• _Excerpt provided_:
- Executive Leadership & Organizational Impact
- Serve as a trusted strategic advisor to the VP, Head of IT, and functional leaders on data, AI, and digital innovation topics; regularly present roadmaps, business cases, and progress to senior leadership and the board as appropriate
- Build, lead, and develop a high-performing team; leverage a hybrid model of employees, managed service providers, and strategic partners to maximize impact with efficient resource utilization
- Define OKRs, KPIs, and value metrics for the Data, AI & Collaboration portfolio; establish reporting cadences and accountability mechanisms to track delivery and business impact
- Own the budget, vendor relationships, and contract governance for the portfolio; negotiate enterprise agreements with technology and service providers
- Collaborate closely with IT Operations and Solution Delivery peers to ensure architectural coherence, cybersecurity alignment, and integration across the IT landscape
- Represent Kardigan in external forums, industry consortia, and regulatory advisory groups as a voice for responsible, innovation-forward use of data and AI in life sciences
Qualifications and Preferred Skills
- Education
- Bachelor's degree required in Computer Science, Data Science, Bioinformatics, Engineering, or a related quantitative discipline
- Advanced degree (M.S., Ph.D., or MBA) strongly preferred
- Required Experience
- 12+ years of progressive experience in data, analytics, or technology leadership, with a minimum of 5 years at the Director level or above in a life science, biotechnology, pharmaceutical, or medical device company
- Demonstrated track record of building and executing enterprise data strategy and governance programs in a GxP-regulated environment, including firsthand knowledge of FDA 21 CFR Part 11, ICH E6(R2), and data integrity principles
- Proven experience architecting and delivering cloud-based data platforms at scale — hands-on proficiency with at least one major platform (e.g. Snowflake, Databricks, Azure Synapse, AWS, or GCP equivalent)

• _Work instructions_: Can you rewrite the bullet in the excerpt above that begins "Demonstrated track record" as a short list that keeps its main facts?

• _Data_:
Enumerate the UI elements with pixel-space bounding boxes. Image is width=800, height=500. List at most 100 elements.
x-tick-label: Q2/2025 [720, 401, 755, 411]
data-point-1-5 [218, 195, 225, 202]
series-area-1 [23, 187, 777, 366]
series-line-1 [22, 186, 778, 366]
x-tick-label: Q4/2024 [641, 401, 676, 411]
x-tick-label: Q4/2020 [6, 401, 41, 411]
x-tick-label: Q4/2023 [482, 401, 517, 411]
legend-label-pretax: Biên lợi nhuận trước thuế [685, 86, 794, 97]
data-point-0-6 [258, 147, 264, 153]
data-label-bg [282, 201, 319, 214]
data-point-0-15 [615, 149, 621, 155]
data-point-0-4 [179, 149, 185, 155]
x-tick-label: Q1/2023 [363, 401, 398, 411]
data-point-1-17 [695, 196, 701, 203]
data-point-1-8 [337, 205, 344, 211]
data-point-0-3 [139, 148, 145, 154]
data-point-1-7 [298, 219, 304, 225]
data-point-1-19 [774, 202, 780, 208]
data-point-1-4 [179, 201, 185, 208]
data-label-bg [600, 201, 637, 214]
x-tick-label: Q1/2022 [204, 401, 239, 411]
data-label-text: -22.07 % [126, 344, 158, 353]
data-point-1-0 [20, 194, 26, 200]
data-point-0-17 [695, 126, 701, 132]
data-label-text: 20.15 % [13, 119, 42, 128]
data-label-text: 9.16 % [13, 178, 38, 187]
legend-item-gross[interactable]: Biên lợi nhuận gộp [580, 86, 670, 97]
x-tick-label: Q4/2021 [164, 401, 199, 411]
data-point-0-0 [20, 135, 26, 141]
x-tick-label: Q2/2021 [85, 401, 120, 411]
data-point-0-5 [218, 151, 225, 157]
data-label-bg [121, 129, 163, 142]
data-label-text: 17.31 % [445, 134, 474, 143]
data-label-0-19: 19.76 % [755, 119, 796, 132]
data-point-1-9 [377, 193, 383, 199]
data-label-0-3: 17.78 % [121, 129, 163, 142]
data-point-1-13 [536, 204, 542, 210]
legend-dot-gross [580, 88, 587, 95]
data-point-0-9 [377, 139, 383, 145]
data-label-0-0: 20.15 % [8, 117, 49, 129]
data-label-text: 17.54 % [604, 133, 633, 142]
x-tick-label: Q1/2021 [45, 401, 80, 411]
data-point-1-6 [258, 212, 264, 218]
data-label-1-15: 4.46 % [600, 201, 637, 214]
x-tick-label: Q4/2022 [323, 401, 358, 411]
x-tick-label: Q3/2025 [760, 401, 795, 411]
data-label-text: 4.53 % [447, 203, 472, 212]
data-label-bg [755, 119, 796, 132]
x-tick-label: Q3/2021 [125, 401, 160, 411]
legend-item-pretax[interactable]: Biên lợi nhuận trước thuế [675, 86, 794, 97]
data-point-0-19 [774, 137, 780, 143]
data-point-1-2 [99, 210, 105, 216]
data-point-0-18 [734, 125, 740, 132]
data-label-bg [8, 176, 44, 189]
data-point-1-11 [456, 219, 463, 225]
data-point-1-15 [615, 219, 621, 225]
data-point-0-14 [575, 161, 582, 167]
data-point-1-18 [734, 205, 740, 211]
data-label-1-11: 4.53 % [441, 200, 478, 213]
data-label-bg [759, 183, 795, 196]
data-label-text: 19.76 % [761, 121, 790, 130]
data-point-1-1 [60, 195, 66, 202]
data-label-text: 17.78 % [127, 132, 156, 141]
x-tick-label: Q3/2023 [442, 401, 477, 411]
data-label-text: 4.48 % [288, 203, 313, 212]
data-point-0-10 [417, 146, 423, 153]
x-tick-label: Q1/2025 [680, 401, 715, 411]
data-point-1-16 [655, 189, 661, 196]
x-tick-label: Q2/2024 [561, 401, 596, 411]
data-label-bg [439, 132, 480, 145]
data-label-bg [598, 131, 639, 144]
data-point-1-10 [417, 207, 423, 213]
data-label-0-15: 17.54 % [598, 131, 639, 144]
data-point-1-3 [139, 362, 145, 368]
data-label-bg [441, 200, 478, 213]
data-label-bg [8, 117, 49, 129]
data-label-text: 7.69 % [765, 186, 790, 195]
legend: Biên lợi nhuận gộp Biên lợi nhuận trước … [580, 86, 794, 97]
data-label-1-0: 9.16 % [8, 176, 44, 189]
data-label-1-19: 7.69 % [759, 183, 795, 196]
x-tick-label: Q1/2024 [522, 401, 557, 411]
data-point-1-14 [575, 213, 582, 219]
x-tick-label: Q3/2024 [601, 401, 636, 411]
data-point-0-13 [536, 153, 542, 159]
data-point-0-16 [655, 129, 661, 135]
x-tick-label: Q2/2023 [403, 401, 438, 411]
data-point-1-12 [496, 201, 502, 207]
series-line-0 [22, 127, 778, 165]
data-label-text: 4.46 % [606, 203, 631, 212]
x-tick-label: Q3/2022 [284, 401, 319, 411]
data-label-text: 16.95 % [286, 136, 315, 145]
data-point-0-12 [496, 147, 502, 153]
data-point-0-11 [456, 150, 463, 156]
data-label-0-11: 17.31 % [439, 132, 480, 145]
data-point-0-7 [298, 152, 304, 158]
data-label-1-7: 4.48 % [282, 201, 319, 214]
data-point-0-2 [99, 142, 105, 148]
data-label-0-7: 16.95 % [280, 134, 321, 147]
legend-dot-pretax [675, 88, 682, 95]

• _Response area_:
- Proven record of building and executing enterprise data strategy and governance programs
- Work done in a GxP-regulated environment
- Firsthand knowledge of FDA 21 CFR Part 11, ICH E6(R2), and data integrity principles